-- Task brief --
Leave out the pictures and copy everything else below exactly.

-- Data records --

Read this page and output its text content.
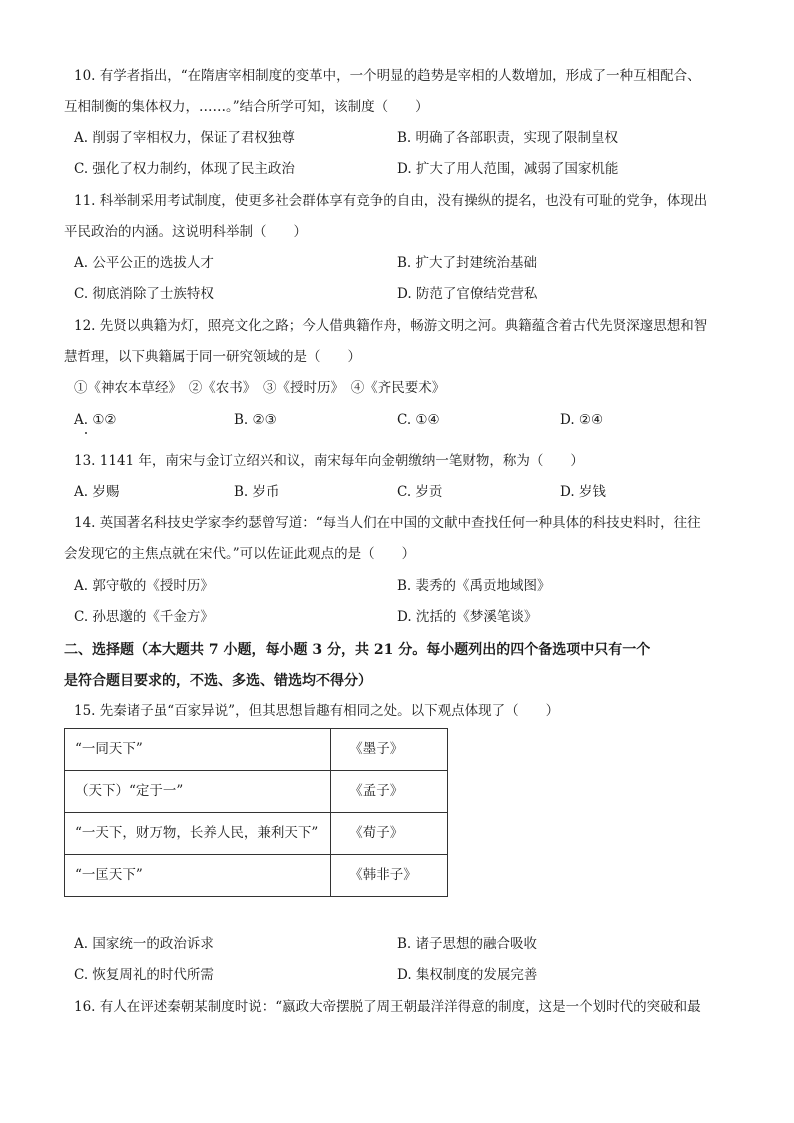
10. 有学者指出，“在隋唐宰相制度的变革中，一个明显的趋势是宰相的人数增加，形成了一种互相配合、
互相制衡的集体权力，……。”结合所学可知，该制度（　　）
A. 削弱了宰相权力，保证了君权独尊	B. 明确了各部职责，实现了限制皇权
C. 强化了权力制约，体现了民主政治	D. 扩大了用人范围，减弱了国家机能
11. 科举制采用考试制度，使更多社会群体享有竞争的自由，没有操纵的提名，也没有可耻的党争，体现出
平民政治的内涵。这说明科举制（　　）
A. 公平公正的选拔人才	B. 扩大了封建统治基础
C. 彻底消除了士族特权	D. 防范了官僚结党营私
12. 先贤以典籍为灯，照亮文化之路；今人借典籍作舟，畅游文明之河。典籍蕴含着古代先贤深邃思想和智
慧哲理，以下典籍属于同一研究领域的是（　　）
①《神农本草经》　②《农书》　③《授时历》　④《齐民要术》
A. ①②	B. ②③	C. ①④	D. ②④
13. 1141 年，南宋与金订立绍兴和议，南宋每年向金朝缴纳一笔财物，称为（　　）
A. 岁赐	B. 岁币	C. 岁贡	D. 岁钱
14. 英国著名科技史学家李约瑟曾写道：“每当人们在中国的文献中查找任何一种具体的科技史料时，往往
会发现它的主焦点就在宋代。”可以佐证此观点的是（　　）
A. 郭守敬的《授时历》	B. 裴秀的《禹贡地域图》
C. 孙思邈的《千金方》	D. 沈括的《梦溪笔谈》
二、选择题（本大题共 7 小题，每小题 3 分，共 21 分。每小题列出的四个备选项中只有一个
是符合题目要求的，不选、多选、错选均不得分）
15. 先秦诸子虽“百家异说”，但其思想旨趣有相同之处。以下观点体现了（　　）
“一同天下”	《墨子》
（天下）“定于一”	《孟子》
“一天下，财万物，长养人民，兼利天下”	《荀子》
“一匡天下”	《韩非子》
A. 国家统一的政治诉求	B. 诸子思想的融合吸收
C. 恢复周礼的时代所需	D. 集权制度的发展完善
16. 有人在评述秦朝某制度时说：“嬴政大帝摆脱了周王朝最洋洋得意的制度，这是一个划时代的突破和最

-- The result --
Read this page and output its text content.
10. 有学者指出，“在隋唐宰相制度的变革中，一个明显的趋势是宰相的人数增加，形成了一种互相配合、
互相制衡的集体权力，……。”结合所学可知，该制度（　　）
A. 削弱了宰相权力，保证了君权独尊	B. 明确了各部职责，实现了限制皇权
C. 强化了权力制约，体现了民主政治	D. 扩大了用人范围，减弱了国家机能
11. 科举制采用考试制度，使更多社会群体享有竞争的自由，没有操纵的提名，也没有可耻的党争，体现出
平民政治的内涵。这说明科举制（　　）
A. 公平公正的选拔人才	B. 扩大了封建统治基础
C. 彻底消除了士族特权	D. 防范了官僚结党营私
12. 先贤以典籍为灯，照亮文化之路；今人借典籍作舟，畅游文明之河。典籍蕴含着古代先贤深邃思想和智
慧哲理，以下典籍属于同一研究领域的是（　　）
①《神农本草经》　②《农书》　③《授时历》　④《齐民要术》
A. ①②	B. ②③	C. ①④	D. ②④
13. 1141 年，南宋与金订立绍兴和议，南宋每年向金朝缴纳一笔财物，称为（　　）
A. 岁赐	B. 岁币	C. 岁贡	D. 岁钱
14. 英国著名科技史学家李约瑟曾写道：“每当人们在中国的文献中查找任何一种具体的科技史料时，往往
会发现它的主焦点就在宋代。”可以佐证此观点的是（　　）
A. 郭守敬的《授时历》	B. 裴秀的《禹贡地域图》
C. 孙思邈的《千金方》	D. 沈括的《梦溪笔谈》
二、选择题（本大题共 7 小题，每小题 3 分，共 21 分。每小题列出的四个备选项中只有一个
是符合题目要求的，不选、多选、错选均不得分）
15. 先秦诸子虽“百家异说”，但其思想旨趣有相同之处。以下观点体现了（　　）
“一同天下”	《墨子》
（天下）“定于一”	《孟子》
“一天下，财万物，长养人民，兼利天下”	《荀子》
“一匡天下”	《韩非子》
A. 国家统一的政治诉求	B. 诸子思想的融合吸收
C. 恢复周礼的时代所需	D. 集权制度的发展完善
16. 有人在评述秦朝某制度时说：“嬴政大帝摆脱了周王朝最洋洋得意的制度，这是一个划时代的突破和最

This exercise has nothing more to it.